_STATED TASK_. Pull out every line with the word "Search".

── DATA RECORDS

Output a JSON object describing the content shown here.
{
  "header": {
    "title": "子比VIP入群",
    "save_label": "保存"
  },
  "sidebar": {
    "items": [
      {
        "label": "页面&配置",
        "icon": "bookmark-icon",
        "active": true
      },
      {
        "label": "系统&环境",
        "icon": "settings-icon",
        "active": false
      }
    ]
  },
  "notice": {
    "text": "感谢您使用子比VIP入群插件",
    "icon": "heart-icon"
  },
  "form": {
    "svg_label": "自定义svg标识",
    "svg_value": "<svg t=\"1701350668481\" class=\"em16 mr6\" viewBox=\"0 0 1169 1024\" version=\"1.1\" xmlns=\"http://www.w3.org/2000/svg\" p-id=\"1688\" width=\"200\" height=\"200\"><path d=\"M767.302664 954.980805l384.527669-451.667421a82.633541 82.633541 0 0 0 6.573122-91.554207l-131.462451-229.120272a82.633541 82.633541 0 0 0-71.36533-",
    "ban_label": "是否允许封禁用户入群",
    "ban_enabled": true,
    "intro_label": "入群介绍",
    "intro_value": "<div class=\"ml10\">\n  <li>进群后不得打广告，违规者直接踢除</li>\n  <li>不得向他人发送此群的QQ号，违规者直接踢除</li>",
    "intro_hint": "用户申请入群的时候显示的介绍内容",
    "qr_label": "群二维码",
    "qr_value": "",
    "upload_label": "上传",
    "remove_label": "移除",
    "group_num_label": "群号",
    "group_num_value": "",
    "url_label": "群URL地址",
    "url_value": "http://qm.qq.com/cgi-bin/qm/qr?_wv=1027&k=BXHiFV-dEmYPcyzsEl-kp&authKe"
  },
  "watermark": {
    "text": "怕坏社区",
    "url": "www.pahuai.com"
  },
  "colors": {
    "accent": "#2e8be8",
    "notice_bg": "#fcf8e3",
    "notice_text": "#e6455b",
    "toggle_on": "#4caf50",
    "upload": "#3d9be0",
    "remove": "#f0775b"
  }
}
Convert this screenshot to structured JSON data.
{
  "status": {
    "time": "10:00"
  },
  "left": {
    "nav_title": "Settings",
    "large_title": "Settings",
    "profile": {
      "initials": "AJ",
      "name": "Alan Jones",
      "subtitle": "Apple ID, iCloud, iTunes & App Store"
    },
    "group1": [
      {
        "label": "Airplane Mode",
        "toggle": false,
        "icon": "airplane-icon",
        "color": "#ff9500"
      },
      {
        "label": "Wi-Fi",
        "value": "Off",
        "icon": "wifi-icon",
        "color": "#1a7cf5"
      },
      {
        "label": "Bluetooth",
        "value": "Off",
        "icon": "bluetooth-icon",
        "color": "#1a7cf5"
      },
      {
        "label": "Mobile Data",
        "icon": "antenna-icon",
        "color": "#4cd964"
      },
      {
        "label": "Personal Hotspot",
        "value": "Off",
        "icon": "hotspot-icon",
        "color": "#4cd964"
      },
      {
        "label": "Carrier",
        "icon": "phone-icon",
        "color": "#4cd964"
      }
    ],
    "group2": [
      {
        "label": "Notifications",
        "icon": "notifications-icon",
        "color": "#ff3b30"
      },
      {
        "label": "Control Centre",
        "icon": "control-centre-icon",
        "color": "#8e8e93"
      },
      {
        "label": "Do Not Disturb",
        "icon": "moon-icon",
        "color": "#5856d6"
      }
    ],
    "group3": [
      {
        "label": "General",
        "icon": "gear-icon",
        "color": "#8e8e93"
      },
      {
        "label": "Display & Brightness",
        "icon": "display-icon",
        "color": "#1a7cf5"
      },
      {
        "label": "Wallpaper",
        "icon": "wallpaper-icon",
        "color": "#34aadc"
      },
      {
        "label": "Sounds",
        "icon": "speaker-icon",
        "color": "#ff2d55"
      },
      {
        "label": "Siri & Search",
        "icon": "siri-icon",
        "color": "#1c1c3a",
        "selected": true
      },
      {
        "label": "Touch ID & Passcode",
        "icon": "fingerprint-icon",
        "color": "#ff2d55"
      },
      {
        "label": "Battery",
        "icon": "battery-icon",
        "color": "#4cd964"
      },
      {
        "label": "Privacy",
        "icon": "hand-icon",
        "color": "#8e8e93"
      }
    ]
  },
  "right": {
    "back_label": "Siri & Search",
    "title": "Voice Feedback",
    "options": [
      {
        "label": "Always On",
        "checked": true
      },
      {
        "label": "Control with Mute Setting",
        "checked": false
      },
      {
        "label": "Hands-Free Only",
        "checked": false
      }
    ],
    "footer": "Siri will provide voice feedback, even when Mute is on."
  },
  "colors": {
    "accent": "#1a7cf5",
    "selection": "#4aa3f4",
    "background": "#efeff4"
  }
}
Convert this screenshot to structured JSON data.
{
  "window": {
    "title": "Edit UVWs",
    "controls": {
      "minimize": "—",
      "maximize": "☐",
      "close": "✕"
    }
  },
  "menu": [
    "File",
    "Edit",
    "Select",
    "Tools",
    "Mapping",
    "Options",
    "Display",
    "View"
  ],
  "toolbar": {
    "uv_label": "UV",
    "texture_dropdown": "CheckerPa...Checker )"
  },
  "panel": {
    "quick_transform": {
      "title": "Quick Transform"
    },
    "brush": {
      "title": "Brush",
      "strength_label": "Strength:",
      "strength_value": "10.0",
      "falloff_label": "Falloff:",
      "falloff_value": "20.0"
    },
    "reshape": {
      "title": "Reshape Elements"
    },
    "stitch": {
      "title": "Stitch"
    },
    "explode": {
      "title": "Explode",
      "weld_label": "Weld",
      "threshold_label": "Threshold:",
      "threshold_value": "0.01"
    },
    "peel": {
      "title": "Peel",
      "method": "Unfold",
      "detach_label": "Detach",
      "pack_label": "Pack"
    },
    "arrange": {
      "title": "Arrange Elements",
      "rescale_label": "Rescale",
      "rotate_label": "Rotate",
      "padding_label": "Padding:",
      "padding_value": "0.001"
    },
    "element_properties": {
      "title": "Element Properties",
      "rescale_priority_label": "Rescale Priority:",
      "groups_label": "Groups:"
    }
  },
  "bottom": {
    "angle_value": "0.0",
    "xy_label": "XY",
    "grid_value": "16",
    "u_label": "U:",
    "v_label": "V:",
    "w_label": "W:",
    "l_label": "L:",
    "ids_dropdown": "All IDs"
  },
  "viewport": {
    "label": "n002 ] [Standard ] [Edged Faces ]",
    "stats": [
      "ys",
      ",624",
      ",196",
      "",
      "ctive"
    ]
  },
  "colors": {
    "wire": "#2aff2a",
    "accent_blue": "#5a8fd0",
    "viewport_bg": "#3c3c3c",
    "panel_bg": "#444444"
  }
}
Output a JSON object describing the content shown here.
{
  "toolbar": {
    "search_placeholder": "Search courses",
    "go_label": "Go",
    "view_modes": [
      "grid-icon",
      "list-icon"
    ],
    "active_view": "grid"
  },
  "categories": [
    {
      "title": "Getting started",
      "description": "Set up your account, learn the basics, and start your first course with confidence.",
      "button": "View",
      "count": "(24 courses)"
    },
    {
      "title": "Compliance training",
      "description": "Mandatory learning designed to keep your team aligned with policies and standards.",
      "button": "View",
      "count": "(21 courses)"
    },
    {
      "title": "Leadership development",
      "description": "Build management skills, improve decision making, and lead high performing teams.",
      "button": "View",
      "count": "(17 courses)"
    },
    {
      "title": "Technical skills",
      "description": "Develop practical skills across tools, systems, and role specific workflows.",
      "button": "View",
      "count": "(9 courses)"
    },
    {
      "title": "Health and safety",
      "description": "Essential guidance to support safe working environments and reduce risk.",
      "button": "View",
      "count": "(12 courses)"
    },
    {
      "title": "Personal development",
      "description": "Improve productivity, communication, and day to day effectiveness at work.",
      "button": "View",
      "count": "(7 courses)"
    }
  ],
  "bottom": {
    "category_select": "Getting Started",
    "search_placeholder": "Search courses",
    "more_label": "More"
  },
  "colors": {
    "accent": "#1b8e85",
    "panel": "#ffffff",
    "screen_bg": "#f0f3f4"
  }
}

────

_WORKED ANSWER_.
        "label": "Siri & Search",
    "back_label": "Siri & Search",
    "search_placeholder": "Search courses",
    "search_placeholder": "Search courses",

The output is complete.